### Required task
Output every line below exactly.

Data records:
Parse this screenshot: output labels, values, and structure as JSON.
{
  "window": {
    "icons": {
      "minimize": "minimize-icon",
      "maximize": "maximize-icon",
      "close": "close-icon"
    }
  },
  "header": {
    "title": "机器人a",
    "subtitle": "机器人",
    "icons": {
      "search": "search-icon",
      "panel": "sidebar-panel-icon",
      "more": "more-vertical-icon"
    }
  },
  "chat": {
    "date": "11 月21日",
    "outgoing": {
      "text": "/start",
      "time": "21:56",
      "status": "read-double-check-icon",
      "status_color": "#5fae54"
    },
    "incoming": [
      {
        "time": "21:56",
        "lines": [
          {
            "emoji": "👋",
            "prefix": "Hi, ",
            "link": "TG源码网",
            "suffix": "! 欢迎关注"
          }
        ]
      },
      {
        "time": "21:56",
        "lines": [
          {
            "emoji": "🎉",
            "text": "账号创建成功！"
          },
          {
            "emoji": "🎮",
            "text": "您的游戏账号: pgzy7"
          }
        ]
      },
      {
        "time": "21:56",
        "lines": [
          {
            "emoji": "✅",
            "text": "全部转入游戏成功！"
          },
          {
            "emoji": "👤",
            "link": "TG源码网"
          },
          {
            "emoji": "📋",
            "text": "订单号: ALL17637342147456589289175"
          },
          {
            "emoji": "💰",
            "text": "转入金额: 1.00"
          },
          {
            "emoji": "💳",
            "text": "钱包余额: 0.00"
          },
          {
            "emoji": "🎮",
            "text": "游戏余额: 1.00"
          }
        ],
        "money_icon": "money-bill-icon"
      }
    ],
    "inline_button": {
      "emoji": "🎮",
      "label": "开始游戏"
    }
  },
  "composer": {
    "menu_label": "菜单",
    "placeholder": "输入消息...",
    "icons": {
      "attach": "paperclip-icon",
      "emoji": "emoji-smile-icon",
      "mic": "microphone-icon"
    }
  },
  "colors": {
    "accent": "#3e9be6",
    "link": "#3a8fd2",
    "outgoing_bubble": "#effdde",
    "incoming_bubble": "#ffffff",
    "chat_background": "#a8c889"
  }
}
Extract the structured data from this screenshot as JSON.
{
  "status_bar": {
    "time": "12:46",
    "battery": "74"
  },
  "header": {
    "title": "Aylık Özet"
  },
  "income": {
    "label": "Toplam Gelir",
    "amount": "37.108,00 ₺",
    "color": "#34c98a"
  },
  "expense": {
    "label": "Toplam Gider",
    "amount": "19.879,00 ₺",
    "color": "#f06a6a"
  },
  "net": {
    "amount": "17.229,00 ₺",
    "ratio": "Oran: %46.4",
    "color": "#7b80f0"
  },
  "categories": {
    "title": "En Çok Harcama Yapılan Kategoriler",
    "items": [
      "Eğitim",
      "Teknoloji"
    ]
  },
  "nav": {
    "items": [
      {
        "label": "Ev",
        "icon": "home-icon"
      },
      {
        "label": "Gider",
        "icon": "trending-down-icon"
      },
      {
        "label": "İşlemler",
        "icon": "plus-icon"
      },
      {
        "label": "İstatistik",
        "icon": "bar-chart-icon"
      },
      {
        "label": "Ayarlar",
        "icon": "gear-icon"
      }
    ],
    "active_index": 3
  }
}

### Task result
Parse this screenshot: output labels, values, and structure as JSON.
{
  "window": {
    "icons": {
      "minimize": "minimize-icon",
      "maximize": "maximize-icon",
      "close": "close-icon"
    }
  },
  "header": {
    "title": "机器人a",
    "subtitle": "机器人",
    "icons": {
      "search": "search-icon",
      "panel": "sidebar-panel-icon",
      "more": "more-vertical-icon"
    }
  },
  "chat": {
    "date": "11 月21日",
    "outgoing": {
      "text": "/start",
      "time": "21:56",
      "status": "read-double-check-icon",
      "status_color": "#5fae54"
    },
    "incoming": [
      {
        "time": "21:56",
        "lines": [
          {
            "emoji": "👋",
            "prefix": "Hi, ",
            "link": "TG源码网",
            "suffix": "! 欢迎关注"
          }
        ]
      },
      {
        "time": "21:56",
        "lines": [
          {
            "emoji": "🎉",
            "text": "账号创建成功！"
          },
          {
            "emoji": "🎮",
            "text": "您的游戏账号: pgzy7"
          }
        ]
      },
      {
        "time": "21:56",
        "lines": [
          {
            "emoji": "✅",
            "text": "全部转入游戏成功！"
          },
          {
            "emoji": "👤",
            "link": "TG源码网"
          },
          {
            "emoji": "📋",
            "text": "订单号: ALL17637342147456589289175"
          },
          {
            "emoji": "💰",
            "text": "转入金额: 1.00"
          },
          {
            "emoji": "💳",
            "text": "钱包余额: 0.00"
          },
          {
            "emoji": "🎮",
            "text": "游戏余额: 1.00"
          }
        ],
        "money_icon": "money-bill-icon"
      }
    ],
    "inline_button": {
      "emoji": "🎮",
      "label": "开始游戏"
    }
  },
  "composer": {
    "menu_label": "菜单",
    "placeholder": "输入消息...",
    "icons": {
      "attach": "paperclip-icon",
      "emoji": "emoji-smile-icon",
      "mic": "microphone-icon"
    }
  },
  "colors": {
    "accent": "#3e9be6",
    "link": "#3a8fd2",
    "outgoing_bubble": "#effdde",
    "incoming_bubble": "#ffffff",
    "chat_background": "#a8c889"
  }
}
Extract the structured data from this screenshot as JSON.
{
  "status_bar": {
    "time": "12:46",
    "battery": "74"
  },
  "header": {
    "title": "Aylık Özet"
  },
  "income": {
    "label": "Toplam Gelir",
    "amount": "37.108,00 ₺",
    "color": "#34c98a"
  },
  "expense": {
    "label": "Toplam Gider",
    "amount": "19.879,00 ₺",
    "color": "#f06a6a"
  },
  "net": {
    "amount": "17.229,00 ₺",
    "ratio": "Oran: %46.4",
    "color": "#7b80f0"
  },
  "categories": {
    "title": "En Çok Harcama Yapılan Kategoriler",
    "items": [
      "Eğitim",
      "Teknoloji"
    ]
  },
  "nav": {
    "items": [
      {
        "label": "Ev",
        "icon": "home-icon"
      },
      {
        "label": "Gider",
        "icon": "trending-down-icon"
      },
      {
        "label": "İşlemler",
        "icon": "plus-icon"
      },
      {
        "label": "İstatistik",
        "icon": "bar-chart-icon"
      },
      {
        "label": "Ayarlar",
        "icon": "gear-icon"
      }
    ],
    "active_index": 3
  }
}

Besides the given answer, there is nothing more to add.